(begin)

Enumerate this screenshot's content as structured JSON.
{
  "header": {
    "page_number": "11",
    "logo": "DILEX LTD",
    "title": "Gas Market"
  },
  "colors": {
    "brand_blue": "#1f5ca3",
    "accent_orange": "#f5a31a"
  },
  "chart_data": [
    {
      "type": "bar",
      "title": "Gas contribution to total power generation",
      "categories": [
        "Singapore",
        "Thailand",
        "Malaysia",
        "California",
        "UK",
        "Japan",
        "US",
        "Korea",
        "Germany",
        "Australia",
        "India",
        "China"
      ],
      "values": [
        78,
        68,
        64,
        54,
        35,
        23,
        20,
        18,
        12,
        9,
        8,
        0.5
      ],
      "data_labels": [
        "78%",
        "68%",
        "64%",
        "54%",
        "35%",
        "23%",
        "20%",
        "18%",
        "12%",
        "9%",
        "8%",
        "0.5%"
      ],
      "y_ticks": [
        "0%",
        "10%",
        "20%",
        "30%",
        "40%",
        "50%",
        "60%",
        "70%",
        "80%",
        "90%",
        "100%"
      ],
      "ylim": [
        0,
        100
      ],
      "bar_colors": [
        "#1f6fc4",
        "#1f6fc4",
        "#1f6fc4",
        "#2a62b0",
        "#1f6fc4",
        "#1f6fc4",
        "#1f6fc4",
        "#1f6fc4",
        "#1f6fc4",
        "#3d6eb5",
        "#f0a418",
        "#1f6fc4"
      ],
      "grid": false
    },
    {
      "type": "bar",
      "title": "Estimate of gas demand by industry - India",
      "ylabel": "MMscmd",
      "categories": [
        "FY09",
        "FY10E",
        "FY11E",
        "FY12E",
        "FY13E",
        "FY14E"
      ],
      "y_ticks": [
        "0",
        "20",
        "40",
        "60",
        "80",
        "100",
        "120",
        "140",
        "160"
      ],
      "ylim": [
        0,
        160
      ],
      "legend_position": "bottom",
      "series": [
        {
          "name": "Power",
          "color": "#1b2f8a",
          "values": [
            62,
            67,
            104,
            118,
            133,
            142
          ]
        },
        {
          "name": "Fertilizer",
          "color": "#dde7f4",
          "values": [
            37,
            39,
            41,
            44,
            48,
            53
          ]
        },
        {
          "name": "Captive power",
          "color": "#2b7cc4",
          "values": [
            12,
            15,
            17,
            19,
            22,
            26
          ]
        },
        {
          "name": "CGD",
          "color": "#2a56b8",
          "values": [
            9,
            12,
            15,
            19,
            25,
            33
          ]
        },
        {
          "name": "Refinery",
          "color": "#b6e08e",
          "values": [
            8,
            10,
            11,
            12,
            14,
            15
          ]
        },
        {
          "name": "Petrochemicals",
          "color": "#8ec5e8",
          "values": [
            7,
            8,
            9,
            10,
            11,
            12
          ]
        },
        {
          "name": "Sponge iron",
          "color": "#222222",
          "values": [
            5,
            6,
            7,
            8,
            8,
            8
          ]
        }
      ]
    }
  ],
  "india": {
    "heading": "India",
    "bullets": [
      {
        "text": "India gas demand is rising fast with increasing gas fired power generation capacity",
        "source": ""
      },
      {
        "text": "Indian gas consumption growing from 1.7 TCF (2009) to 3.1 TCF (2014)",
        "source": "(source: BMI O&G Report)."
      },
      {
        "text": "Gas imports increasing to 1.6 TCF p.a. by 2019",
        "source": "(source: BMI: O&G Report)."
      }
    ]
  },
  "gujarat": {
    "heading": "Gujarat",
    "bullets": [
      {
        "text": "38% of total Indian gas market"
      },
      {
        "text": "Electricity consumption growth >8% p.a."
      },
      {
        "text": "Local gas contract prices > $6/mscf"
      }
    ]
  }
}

(end)

Transcribe the entire listing above precisely.

Enumerate this screenshot's content as structured JSON.
{
  "header": {
    "page_number": "11",
    "logo": "DILEX LTD",
    "title": "Gas Market"
  },
  "colors": {
    "brand_blue": "#1f5ca3",
    "accent_orange": "#f5a31a"
  },
  "chart_data": [
    {
      "type": "bar",
      "title": "Gas contribution to total power generation",
      "categories": [
        "Singapore",
        "Thailand",
        "Malaysia",
        "California",
        "UK",
        "Japan",
        "US",
        "Korea",
        "Germany",
        "Australia",
        "India",
        "China"
      ],
      "values": [
        78,
        68,
        64,
        54,
        35,
        23,
        20,
        18,
        12,
        9,
        8,
        0.5
      ],
      "data_labels": [
        "78%",
        "68%",
        "64%",
        "54%",
        "35%",
        "23%",
        "20%",
        "18%",
        "12%",
        "9%",
        "8%",
        "0.5%"
      ],
      "y_ticks": [
        "0%",
        "10%",
        "20%",
        "30%",
        "40%",
        "50%",
        "60%",
        "70%",
        "80%",
        "90%",
        "100%"
      ],
      "ylim": [
        0,
        100
      ],
      "bar_colors": [
        "#1f6fc4",
        "#1f6fc4",
        "#1f6fc4",
        "#2a62b0",
        "#1f6fc4",
        "#1f6fc4",
        "#1f6fc4",
        "#1f6fc4",
        "#1f6fc4",
        "#3d6eb5",
        "#f0a418",
        "#1f6fc4"
      ],
      "grid": false
    },
    {
      "type": "bar",
      "title": "Estimate of gas demand by industry - India",
      "ylabel": "MMscmd",
      "categories": [
        "FY09",
        "FY10E",
        "FY11E",
        "FY12E",
        "FY13E",
        "FY14E"
      ],
      "y_ticks": [
        "0",
        "20",
        "40",
        "60",
        "80",
        "100",
        "120",
        "140",
        "160"
      ],
      "ylim": [
        0,
        160
      ],
      "legend_position": "bottom",
      "series": [
        {
          "name": "Power",
          "color": "#1b2f8a",
          "values": [
            62,
            67,
            104,
            118,
            133,
            142
          ]
        },
        {
          "name": "Fertilizer",
          "color": "#dde7f4",
          "values": [
            37,
            39,
            41,
            44,
            48,
            53
          ]
        },
        {
          "name": "Captive power",
          "color": "#2b7cc4",
          "values": [
            12,
            15,
            17,
            19,
            22,
            26
          ]
        },
        {
          "name": "CGD",
          "color": "#2a56b8",
          "values": [
            9,
            12,
            15,
            19,
            25,
            33
          ]
        },
        {
          "name": "Refinery",
          "color": "#b6e08e",
          "values": [
            8,
            10,
            11,
            12,
            14,
            15
          ]
        },
        {
          "name": "Petrochemicals",
          "color": "#8ec5e8",
          "values": [
            7,
            8,
            9,
            10,
            11,
            12
          ]
        },
        {
          "name": "Sponge iron",
          "color": "#222222",
          "values": [
            5,
            6,
            7,
            8,
            8,
            8
          ]
        }
      ]
    }
  ],
  "india": {
    "heading": "India",
    "bullets": [
      {
        "text": "India gas demand is rising fast with increasing gas fired power generation capacity",
        "source": ""
      },
      {
        "text": "Indian gas consumption growing from 1.7 TCF (2009) to 3.1 TCF (2014)",
        "source": "(source: BMI O&G Report)."
      },
      {
        "text": "Gas imports increasing to 1.6 TCF p.a. by 2019",
        "source": "(source: BMI: O&G Report)."
      }
    ]
  },
  "gujarat": {
    "heading": "Gujarat",
    "bullets": [
      {
        "text": "38% of total Indian gas market"
      },
      {
        "text": "Electricity consumption growth >8% p.a."
      },
      {
        "text": "Local gas contract prices > $6/mscf"
      }
    ]
  }
}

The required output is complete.